Records about charts and figures
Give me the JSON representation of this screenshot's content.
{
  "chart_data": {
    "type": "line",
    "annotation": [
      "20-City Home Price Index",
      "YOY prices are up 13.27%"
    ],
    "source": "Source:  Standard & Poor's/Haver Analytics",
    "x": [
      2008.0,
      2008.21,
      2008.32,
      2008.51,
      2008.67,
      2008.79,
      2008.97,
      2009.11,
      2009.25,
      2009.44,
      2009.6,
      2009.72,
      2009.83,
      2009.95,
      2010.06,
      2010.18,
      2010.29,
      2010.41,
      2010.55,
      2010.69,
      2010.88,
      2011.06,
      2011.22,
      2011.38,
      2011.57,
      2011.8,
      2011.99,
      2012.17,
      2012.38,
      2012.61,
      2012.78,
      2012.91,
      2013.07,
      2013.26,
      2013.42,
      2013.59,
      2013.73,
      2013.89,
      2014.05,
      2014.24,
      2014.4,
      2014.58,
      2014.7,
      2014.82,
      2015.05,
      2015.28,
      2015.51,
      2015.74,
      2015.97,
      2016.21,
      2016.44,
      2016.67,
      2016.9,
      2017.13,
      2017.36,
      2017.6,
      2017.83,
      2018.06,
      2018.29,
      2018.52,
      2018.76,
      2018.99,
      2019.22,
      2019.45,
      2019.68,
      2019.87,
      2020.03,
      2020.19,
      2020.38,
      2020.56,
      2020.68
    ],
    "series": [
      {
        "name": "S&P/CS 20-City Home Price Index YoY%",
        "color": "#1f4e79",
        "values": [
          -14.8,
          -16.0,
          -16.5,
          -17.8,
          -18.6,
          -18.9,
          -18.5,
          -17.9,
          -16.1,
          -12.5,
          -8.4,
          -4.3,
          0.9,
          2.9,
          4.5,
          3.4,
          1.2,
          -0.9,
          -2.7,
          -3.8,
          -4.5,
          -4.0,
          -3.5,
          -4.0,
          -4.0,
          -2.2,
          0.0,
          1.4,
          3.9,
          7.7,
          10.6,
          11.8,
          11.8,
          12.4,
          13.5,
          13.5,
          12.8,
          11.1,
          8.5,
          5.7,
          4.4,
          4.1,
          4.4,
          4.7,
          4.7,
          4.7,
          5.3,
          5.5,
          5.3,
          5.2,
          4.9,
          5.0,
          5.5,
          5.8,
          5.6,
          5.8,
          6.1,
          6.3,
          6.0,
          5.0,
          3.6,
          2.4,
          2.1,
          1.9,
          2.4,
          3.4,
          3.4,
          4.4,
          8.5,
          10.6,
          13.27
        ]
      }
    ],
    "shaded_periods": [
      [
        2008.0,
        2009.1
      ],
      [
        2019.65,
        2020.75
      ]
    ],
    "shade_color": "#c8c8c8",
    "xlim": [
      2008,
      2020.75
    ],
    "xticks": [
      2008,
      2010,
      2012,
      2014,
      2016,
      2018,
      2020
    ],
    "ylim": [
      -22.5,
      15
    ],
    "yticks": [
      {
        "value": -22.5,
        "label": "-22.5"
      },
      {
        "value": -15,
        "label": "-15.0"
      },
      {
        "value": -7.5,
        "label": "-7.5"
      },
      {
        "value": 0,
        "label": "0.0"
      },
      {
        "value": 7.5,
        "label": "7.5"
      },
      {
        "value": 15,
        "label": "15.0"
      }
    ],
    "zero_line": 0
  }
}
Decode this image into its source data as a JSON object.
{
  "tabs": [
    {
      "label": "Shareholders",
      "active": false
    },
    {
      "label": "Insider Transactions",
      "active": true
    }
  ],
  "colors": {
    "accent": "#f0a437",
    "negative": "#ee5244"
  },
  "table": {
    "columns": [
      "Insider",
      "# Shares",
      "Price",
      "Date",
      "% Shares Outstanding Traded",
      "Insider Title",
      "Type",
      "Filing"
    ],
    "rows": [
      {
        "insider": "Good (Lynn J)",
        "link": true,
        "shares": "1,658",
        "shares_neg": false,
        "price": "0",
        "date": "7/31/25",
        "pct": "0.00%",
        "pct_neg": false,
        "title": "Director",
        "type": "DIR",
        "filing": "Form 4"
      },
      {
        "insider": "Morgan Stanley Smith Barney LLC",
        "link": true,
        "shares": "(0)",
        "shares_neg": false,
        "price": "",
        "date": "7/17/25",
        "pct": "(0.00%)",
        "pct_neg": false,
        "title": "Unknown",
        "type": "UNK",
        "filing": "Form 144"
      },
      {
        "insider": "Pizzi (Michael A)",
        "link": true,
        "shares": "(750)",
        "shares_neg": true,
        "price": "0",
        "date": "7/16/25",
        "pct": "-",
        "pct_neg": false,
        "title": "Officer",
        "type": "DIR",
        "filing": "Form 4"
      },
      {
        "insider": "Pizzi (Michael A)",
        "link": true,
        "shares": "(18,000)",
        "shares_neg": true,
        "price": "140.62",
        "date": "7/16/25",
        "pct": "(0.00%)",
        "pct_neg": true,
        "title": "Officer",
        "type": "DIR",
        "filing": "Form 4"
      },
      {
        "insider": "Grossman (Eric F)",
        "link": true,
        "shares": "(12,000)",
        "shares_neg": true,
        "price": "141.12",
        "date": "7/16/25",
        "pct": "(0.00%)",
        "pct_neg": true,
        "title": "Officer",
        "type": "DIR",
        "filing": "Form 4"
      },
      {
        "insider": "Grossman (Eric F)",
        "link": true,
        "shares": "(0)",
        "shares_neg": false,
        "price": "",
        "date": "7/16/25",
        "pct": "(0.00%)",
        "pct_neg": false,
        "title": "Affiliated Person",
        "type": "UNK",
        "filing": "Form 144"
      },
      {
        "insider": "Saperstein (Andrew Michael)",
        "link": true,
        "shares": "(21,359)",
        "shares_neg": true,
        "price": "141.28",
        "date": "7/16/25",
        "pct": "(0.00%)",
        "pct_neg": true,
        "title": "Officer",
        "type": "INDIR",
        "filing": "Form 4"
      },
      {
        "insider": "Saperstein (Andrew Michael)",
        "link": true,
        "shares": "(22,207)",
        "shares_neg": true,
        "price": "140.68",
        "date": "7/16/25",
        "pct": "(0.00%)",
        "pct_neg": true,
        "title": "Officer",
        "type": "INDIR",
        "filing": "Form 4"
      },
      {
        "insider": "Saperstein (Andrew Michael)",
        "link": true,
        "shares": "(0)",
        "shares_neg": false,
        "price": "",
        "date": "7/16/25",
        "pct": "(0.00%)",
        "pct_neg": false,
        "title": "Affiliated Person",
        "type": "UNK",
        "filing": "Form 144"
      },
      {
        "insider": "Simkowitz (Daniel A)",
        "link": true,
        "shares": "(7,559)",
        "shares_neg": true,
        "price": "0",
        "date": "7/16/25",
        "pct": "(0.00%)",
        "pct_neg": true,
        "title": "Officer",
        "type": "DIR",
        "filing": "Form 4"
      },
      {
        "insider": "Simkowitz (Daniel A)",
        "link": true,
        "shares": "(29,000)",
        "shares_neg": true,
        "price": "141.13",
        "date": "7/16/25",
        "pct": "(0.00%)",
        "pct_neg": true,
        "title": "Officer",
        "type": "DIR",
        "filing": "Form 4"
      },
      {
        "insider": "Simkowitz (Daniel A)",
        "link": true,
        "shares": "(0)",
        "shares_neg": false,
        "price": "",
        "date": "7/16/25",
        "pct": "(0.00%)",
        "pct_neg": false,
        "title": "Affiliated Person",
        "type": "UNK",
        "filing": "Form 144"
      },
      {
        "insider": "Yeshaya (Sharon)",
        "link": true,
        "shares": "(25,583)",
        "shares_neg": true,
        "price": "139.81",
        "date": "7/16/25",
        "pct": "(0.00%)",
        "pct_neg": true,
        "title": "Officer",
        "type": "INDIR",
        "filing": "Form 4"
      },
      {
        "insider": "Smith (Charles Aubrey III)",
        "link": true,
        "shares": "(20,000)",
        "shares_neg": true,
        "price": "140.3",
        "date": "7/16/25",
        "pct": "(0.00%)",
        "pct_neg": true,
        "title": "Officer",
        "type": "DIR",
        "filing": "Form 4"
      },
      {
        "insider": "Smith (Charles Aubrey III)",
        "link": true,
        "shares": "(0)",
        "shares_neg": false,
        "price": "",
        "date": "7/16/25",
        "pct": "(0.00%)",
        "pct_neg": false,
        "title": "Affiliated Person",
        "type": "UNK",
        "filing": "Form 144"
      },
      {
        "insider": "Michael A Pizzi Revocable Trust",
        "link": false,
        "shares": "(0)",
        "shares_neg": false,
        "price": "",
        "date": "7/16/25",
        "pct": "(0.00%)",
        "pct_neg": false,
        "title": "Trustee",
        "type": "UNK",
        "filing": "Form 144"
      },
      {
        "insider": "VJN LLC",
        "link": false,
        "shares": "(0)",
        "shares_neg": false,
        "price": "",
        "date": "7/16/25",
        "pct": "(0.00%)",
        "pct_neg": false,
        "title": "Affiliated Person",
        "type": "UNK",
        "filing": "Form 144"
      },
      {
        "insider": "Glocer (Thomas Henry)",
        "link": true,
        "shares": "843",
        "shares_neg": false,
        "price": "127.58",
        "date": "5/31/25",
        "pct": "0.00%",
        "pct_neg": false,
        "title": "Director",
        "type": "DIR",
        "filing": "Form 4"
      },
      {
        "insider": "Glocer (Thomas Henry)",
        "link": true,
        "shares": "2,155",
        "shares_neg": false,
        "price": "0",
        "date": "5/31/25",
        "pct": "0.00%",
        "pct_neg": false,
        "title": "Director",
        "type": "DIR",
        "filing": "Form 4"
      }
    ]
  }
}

**Short task:**
Copy each line of the data that contains the word "Index".

**Answer below:**
      "20-City Home Price Index",
        "name": "S&P/CS 20-City Home Price Index YoY%",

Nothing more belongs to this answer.